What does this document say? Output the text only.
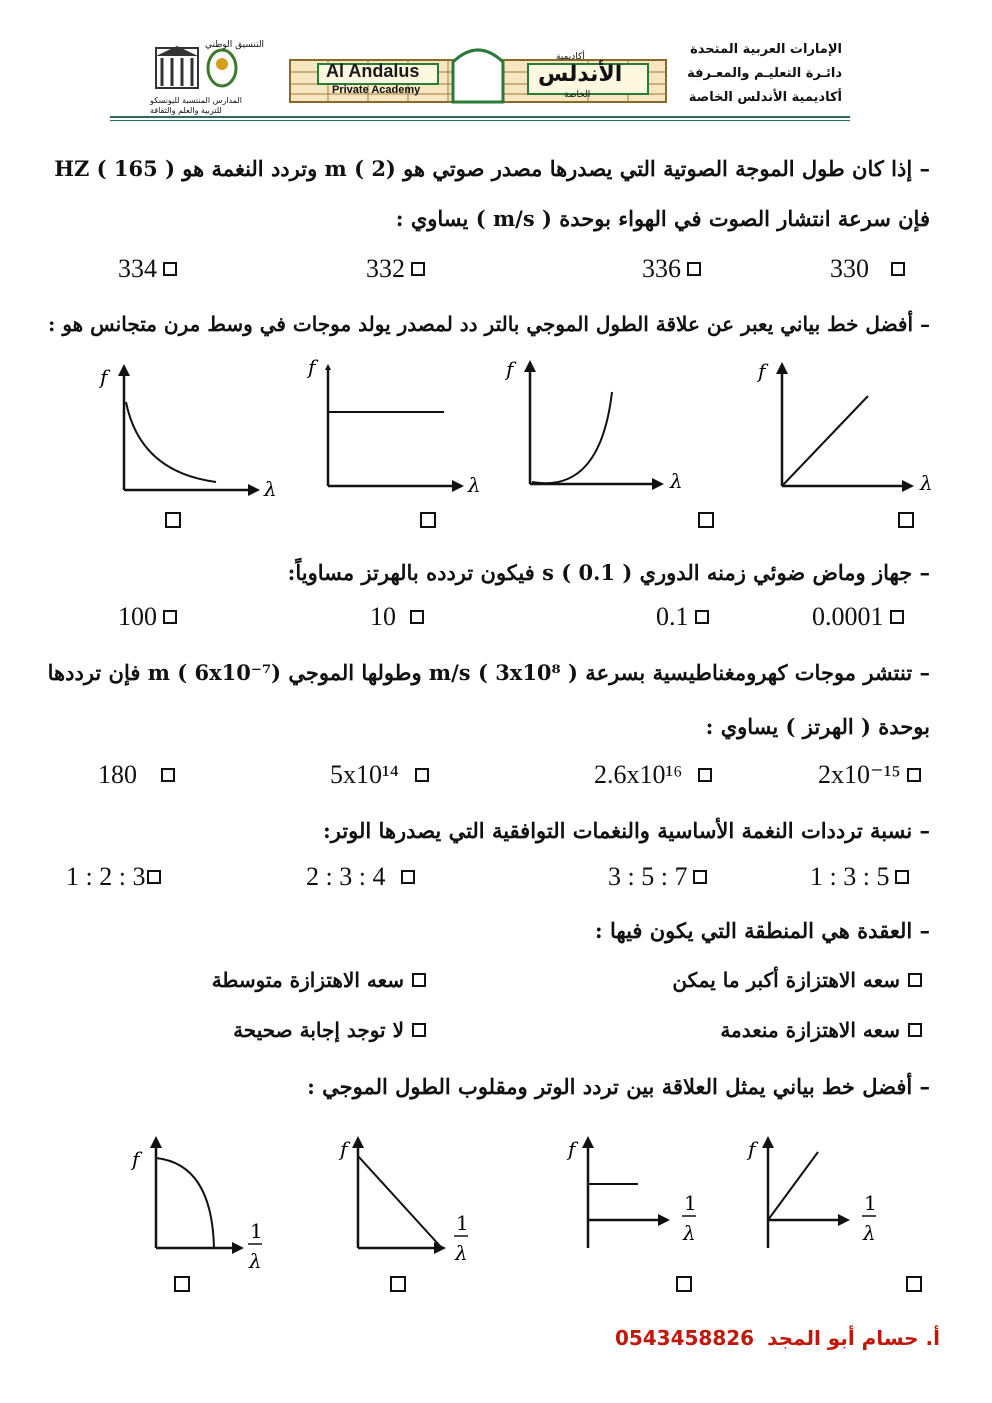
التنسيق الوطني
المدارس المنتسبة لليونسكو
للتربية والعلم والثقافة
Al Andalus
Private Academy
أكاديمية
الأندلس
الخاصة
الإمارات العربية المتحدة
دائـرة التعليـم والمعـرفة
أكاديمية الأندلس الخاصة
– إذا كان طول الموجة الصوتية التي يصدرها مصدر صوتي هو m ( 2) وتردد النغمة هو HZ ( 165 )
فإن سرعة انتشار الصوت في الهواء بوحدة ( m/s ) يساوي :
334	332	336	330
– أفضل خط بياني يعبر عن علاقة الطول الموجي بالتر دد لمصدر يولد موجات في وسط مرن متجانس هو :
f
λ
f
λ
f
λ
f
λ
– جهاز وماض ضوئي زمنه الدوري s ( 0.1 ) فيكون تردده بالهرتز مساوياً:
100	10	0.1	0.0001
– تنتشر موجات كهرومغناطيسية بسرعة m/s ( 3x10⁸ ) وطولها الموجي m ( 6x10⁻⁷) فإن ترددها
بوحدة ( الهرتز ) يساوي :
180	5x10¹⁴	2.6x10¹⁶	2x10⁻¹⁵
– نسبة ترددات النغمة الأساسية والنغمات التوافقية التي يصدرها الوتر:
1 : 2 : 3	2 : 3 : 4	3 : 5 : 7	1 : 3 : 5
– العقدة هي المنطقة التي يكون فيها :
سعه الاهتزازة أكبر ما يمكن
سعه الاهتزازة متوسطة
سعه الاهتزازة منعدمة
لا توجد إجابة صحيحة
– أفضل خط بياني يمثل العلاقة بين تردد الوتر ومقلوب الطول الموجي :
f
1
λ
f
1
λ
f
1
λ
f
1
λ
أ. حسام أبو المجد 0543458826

**WHAT NEEDS TO BE DONE**:
Only the number is wanted: how many lines contain the string "الطول"?

**EXERCISE OUTPUT**:
2